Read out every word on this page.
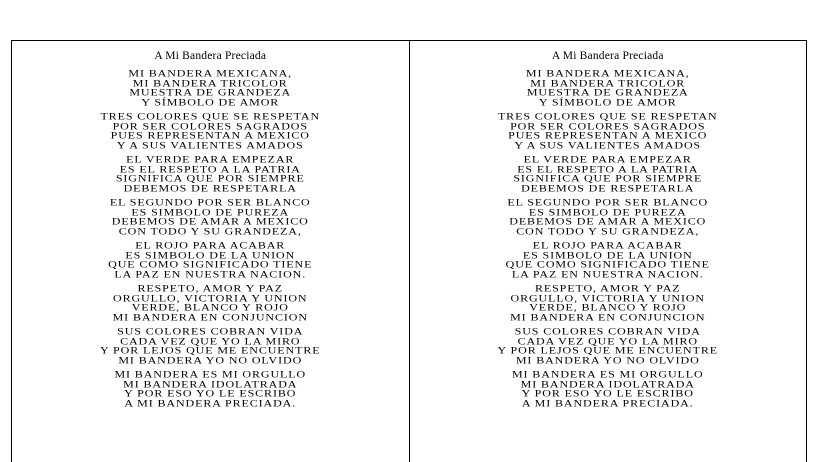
A Mi Bandera Preciada
MI BANDERA MEXICANA,
MI BANDERA TRICOLOR
MUESTRA DE GRANDEZA
Y SÍMBOLO DE AMOR
TRES COLORES QUE SE RESPETAN
POR SER COLORES SAGRADOS
PUES REPRESENTAN A MEXICO
Y A SUS VALIENTES AMADOS
EL VERDE PARA EMPEZAR
ES EL RESPETO A LA PATRIA
SIGNIFICA QUE POR SIEMPRE
DEBEMOS DE RESPETARLA
EL SEGUNDO POR SER BLANCO
ES SIMBOLO DE PUREZA
DEBEMOS DE AMAR A MEXICO
CON TODO Y SU GRANDEZA,
EL ROJO PARA ACABAR
ES SIMBOLO DE LA UNION
QUE COMO SIGNIFICADO TIENE
LA PAZ EN NUESTRA NACION.
RESPETO, AMOR Y PAZ
ORGULLO, VICTORIA Y UNION
VERDE, BLANCO Y ROJO
MI BANDERA EN CONJUNCION
SUS COLORES COBRAN VIDA
CADA VEZ QUE YO LA MIRO
Y POR LEJOS QUE ME ENCUENTRE
MI BANDERA YO NO OLVIDO
MI BANDERA ES MI ORGULLO
MI BANDERA IDOLATRADA
Y POR ESO YO LE ESCRIBO
A MI BANDERA PRECIADA.
A Mi Bandera Preciada
MI BANDERA MEXICANA,
MI BANDERA TRICOLOR
MUESTRA DE GRANDEZA
Y SÍMBOLO DE AMOR
TRES COLORES QUE SE RESPETAN
POR SER COLORES SAGRADOS
PUES REPRESENTAN A MEXICO
Y A SUS VALIENTES AMADOS
EL VERDE PARA EMPEZAR
ES EL RESPETO A LA PATRIA
SIGNIFICA QUE POR SIEMPRE
DEBEMOS DE RESPETARLA
EL SEGUNDO POR SER BLANCO
ES SIMBOLO DE PUREZA
DEBEMOS DE AMAR A MEXICO
CON TODO Y SU GRANDEZA,
EL ROJO PARA ACABAR
ES SIMBOLO DE LA UNION
QUE COMO SIGNIFICADO TIENE
LA PAZ EN NUESTRA NACION.
RESPETO, AMOR Y PAZ
ORGULLO, VICTORIA Y UNION
VERDE, BLANCO Y ROJO
MI BANDERA EN CONJUNCION
SUS COLORES COBRAN VIDA
CADA VEZ QUE YO LA MIRO
Y POR LEJOS QUE ME ENCUENTRE
MI BANDERA YO NO OLVIDO
MI BANDERA ES MI ORGULLO
MI BANDERA IDOLATRADA
Y POR ESO YO LE ESCRIBO
A MI BANDERA PRECIADA.
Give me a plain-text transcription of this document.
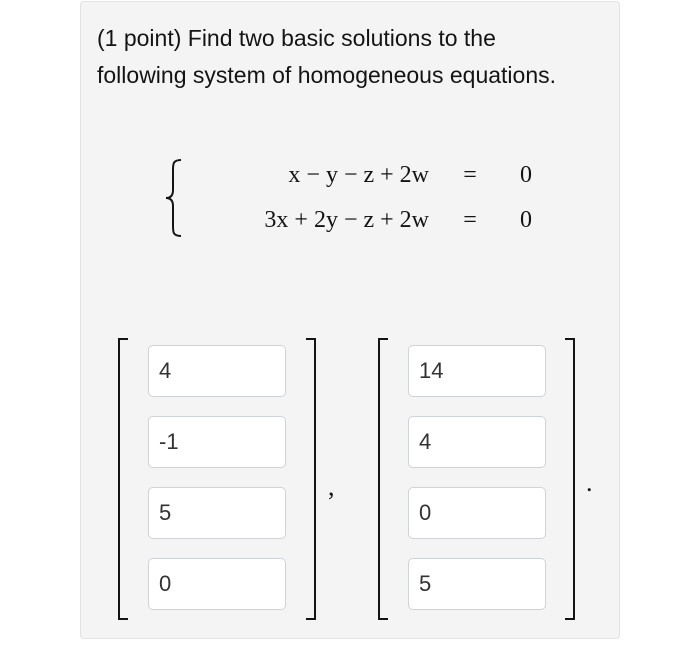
(1 point) Find two basic solutions to the following system of homogeneous equations.

x − y − z + 2w	=	0
3x + 2y − z + 2w	=	0
4
-1
5
0
,
14
4
0
5	.
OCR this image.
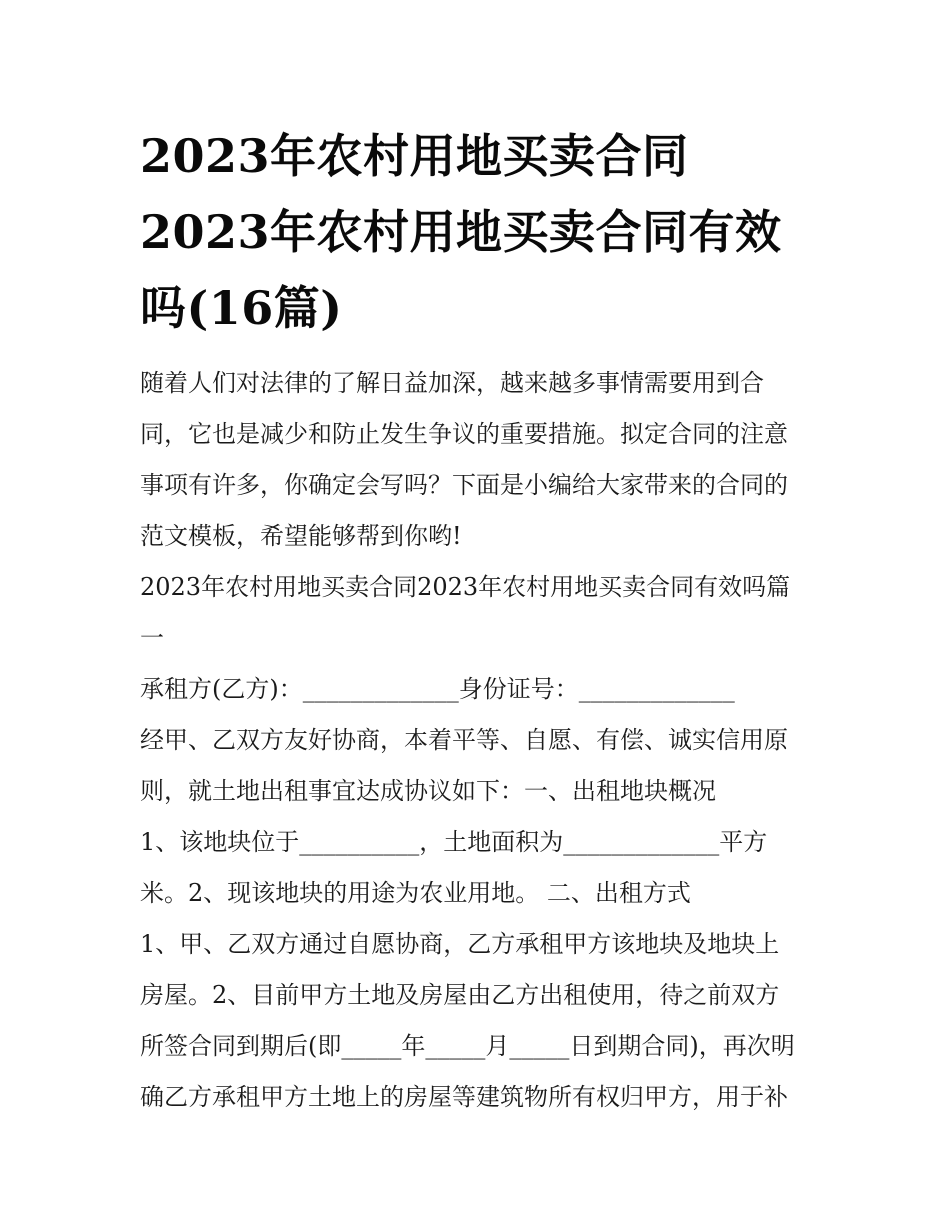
2023年农村用地买卖合同
2023年农村用地买卖合同有效
吗(16篇)

随着人们对法律的了解日益加深，越来越多事情需要用到合
同，它也是减少和防止发生争议的重要措施。拟定合同的注意
事项有许多，你确定会写吗？下面是小编给大家带来的合同的
范文模板，希望能够帮到你哟!

2023年农村用地买卖合同2023年农村用地买卖合同有效吗篇
一

承租方(乙方)：_____________身份证号：_____________

经甲、乙双方友好协商，本着平等、自愿、有偿、诚实信用原
则，就土地出租事宜达成协议如下：一、出租地块概况
1、该地块位于__________，土地面积为_____________平方
米。2、现该地块的用途为农业用地。 二、出租方式
1、甲、乙双方通过自愿协商，乙方承租甲方该地块及地块上
房屋。2、目前甲方土地及房屋由乙方出租使用，待之前双方
所签合同到期后(即_____年_____月_____日到期合同)，再次明
确乙方承租甲方土地上的房屋等建筑物所有权归甲方，用于补
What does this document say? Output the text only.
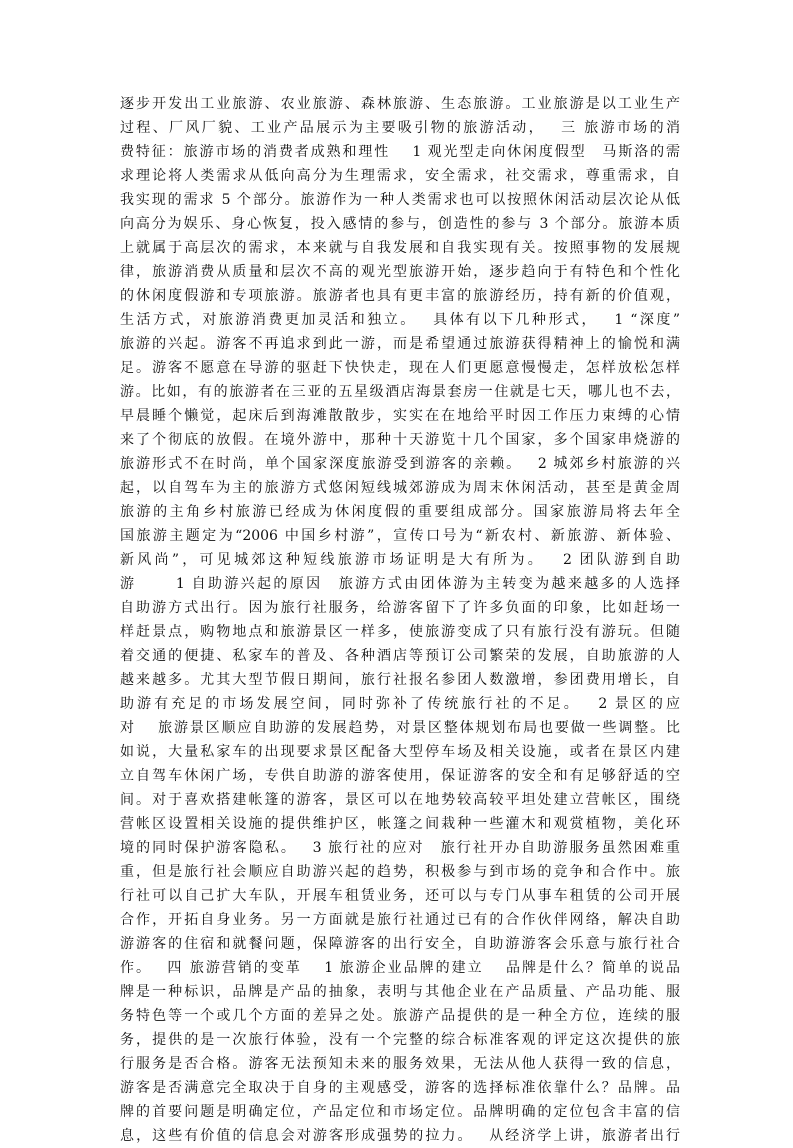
逐步开发出工业旅游、农业旅游、森林旅游、生态旅游。工业旅游是以工业生产
过程、厂风厂貌、工业产品展示为主要吸引物的旅游活动，　 三 旅游市场的消
费特征：旅游市场的消费者成熟和理性　 1 观光型走向休闲度假型　马斯洛的需
求理论将人类需求从低向高分为生理需求，安全需求，社交需求，尊重需求，自
我实现的需求 5 个部分。旅游作为一种人类需求也可以按照休闲活动层次论从低
向高分为娱乐、身心恢复，投入感情的参与，创造性的参与 3 个部分。旅游本质
上就属于高层次的需求，本来就与自我发展和自我实现有关。按照事物的发展规
律，旅游消费从质量和层次不高的观光型旅游开始，逐步趋向于有特色和个性化
的休闲度假游和专项旅游。旅游者也具有更丰富的旅游经历，持有新的价值观，
生活方式，对旅游消费更加灵活和独立。　 具体有以下几种形式，　 1 “深度”
旅游的兴起。游客不再追求到此一游，而是希望通过旅游获得精神上的愉悦和满
足。游客不愿意在导游的驱赶下快快走，现在人们更愿意慢慢走，怎样放松怎样
游。比如，有的旅游者在三亚的五星级酒店海景套房一住就是七天，哪儿也不去，
早晨睡个懒觉，起床后到海滩散散步，实实在在地给平时因工作压力束缚的心情
来了个彻底的放假。在境外游中，那种十天游览十几个国家，多个国家串烧游的
旅游形式不在时尚，单个国家深度旅游受到游客的亲赖。　 2 城郊乡村旅游的兴
起，以自驾车为主的旅游方式悠闲短线城郊游成为周末休闲活动，甚至是黄金周
旅游的主角乡村旅游已经成为休闲度假的重要组成部分。国家旅游局将去年全
国旅游主题定为“2006 中国乡村游”，宣传口号为“新农村、新旅游、新体验、
新风尚”，可见城郊这种短线旅游市场证明是大有所为。　 2 团队游到自助
游　　 1 自助游兴起的原因　旅游方式由团体游为主转变为越来越多的人选择
自助游方式出行。因为旅行社服务，给游客留下了许多负面的印象，比如赶场一
样赶景点，购物地点和旅游景区一样多，使旅游变成了只有旅行没有游玩。但随
着交通的便捷、私家车的普及、各种酒店等预订公司繁荣的发展，自助旅游的人
越来越多。尤其大型节假日期间，旅行社报名参团人数激增，参团费用增长，自
助游有充足的市场发展空间，同时弥补了传统旅行社的不足。　 2 景区的应
对　 旅游景区顺应自助游的发展趋势，对景区整体规划布局也要做一些调整。比
如说，大量私家车的出现要求景区配备大型停车场及相关设施，或者在景区内建
立自驾车休闲广场，专供自助游的游客使用，保证游客的安全和有足够舒适的空
间。对于喜欢搭建帐篷的游客，景区可以在地势较高较平坦处建立营帐区，围绕
营帐区设置相关设施的提供维护区，帐篷之间栽种一些灌木和观赏植物，美化环
境的同时保护游客隐私。　 3 旅行社的应对　旅行社开办自助游服务虽然困难重
重，但是旅行社会顺应自助游兴起的趋势，积极参与到市场的竞争和合作中。旅
行社可以自己扩大车队，开展车租赁业务，还可以与专门从事车租赁的公司开展
合作，开拓自身业务。另一方面就是旅行社通过已有的合作伙伴网络，解决自助
游游客的住宿和就餐问题，保障游客的出行安全，自助游游客会乐意与旅行社合
作。　 四 旅游营销的变革　 1 旅游企业品牌的建立　 品牌是什么？简单的说品
牌是一种标识，品牌是产品的抽象，表明与其他企业在产品质量、产品功能、服
务特色等一个或几个方面的差异之处。旅游产品提供的是一种全方位，连续的服
务，提供的是一次旅行体验，没有一个完整的综合标准客观的评定这次提供的旅
行服务是否合格。游客无法预知未来的服务效果，无法从他人获得一致的信息，
游客是否满意完全取决于自身的主观感受，游客的选择标准依靠什么？品牌。品
牌的首要问题是明确定位，产品定位和市场定位。品牌明确的定位包含丰富的信
息，这些有价值的信息会对游客形成强势的拉力。　 从经济学上讲，旅游者出行
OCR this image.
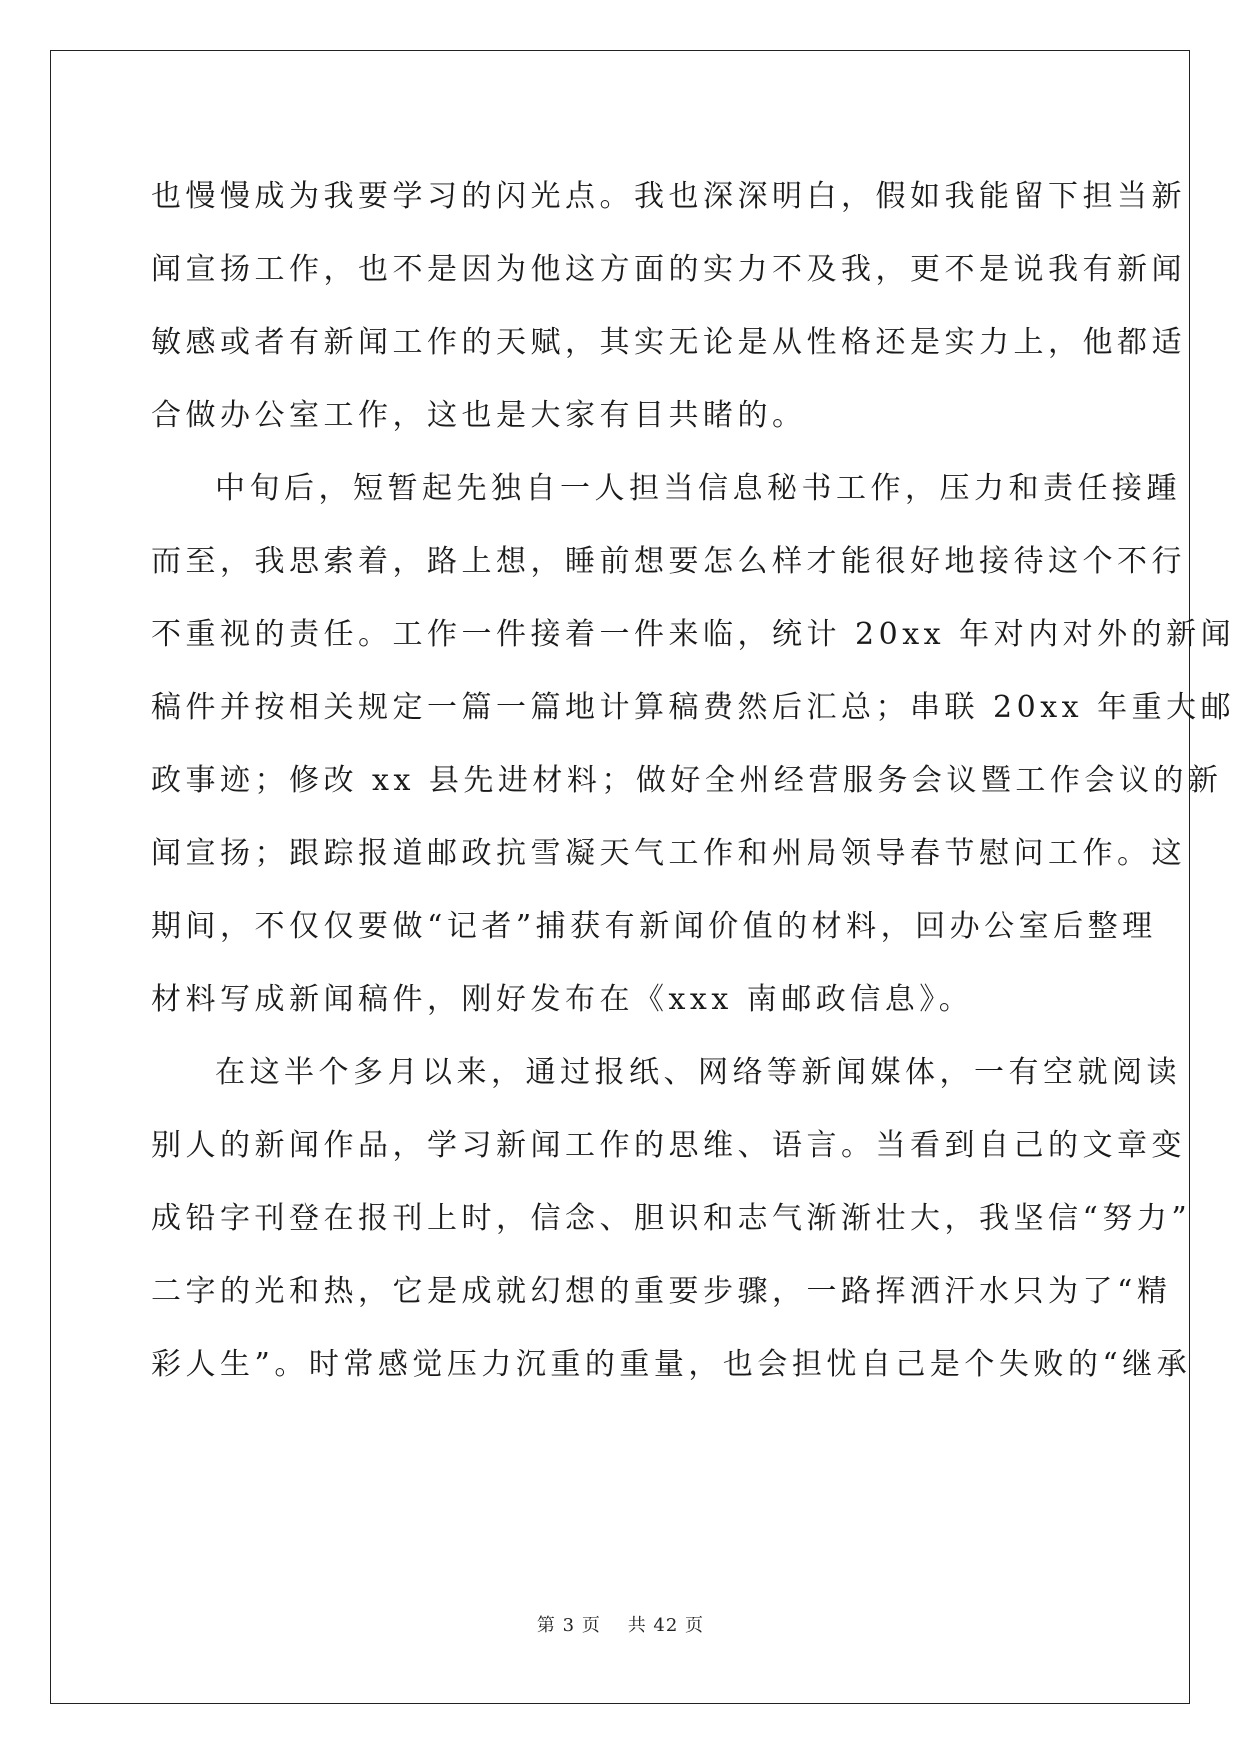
也慢慢成为我要学习的闪光点。我也深深明白，假如我能留下担当新

闻宣扬工作，也不是因为他这方面的实力不及我，更不是说我有新闻

敏感或者有新闻工作的天赋，其实无论是从性格还是实力上，他都适

合做办公室工作，这也是大家有目共睹的。

中旬后，短暂起先独自一人担当信息秘书工作，压力和责任接踵

而至，我思索着，路上想，睡前想要怎么样才能很好地接待这个不行

不重视的责任。工作一件接着一件来临，统计 20xx 年对内对外的新闻

稿件并按相关规定一篇一篇地计算稿费然后汇总；串联 20xx 年重大邮

政事迹；修改 xx 县先进材料；做好全州经营服务会议暨工作会议的新

闻宣扬；跟踪报道邮政抗雪凝天气工作和州局领导春节慰问工作。这

期间，不仅仅要做“记者”捕获有新闻价值的材料，回办公室后整理

材料写成新闻稿件，刚好发布在《xxx 南邮政信息》。

在这半个多月以来，通过报纸、网络等新闻媒体，一有空就阅读

别人的新闻作品，学习新闻工作的思维、语言。当看到自己的文章变

成铅字刊登在报刊上时，信念、胆识和志气渐渐壮大，我坚信“努力”

二字的光和热，它是成就幻想的重要步骤，一路挥洒汗水只为了“精

彩人生”。时常感觉压力沉重的重量，也会担忧自己是个失败的“继承

第 3 页    共 42 页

**EXERCISE INSTRUCTIONS:** Work out how many lines in the entries hold the string "document". Your answer should consist solely of that number.

**REPLY TO THE TASK:** 2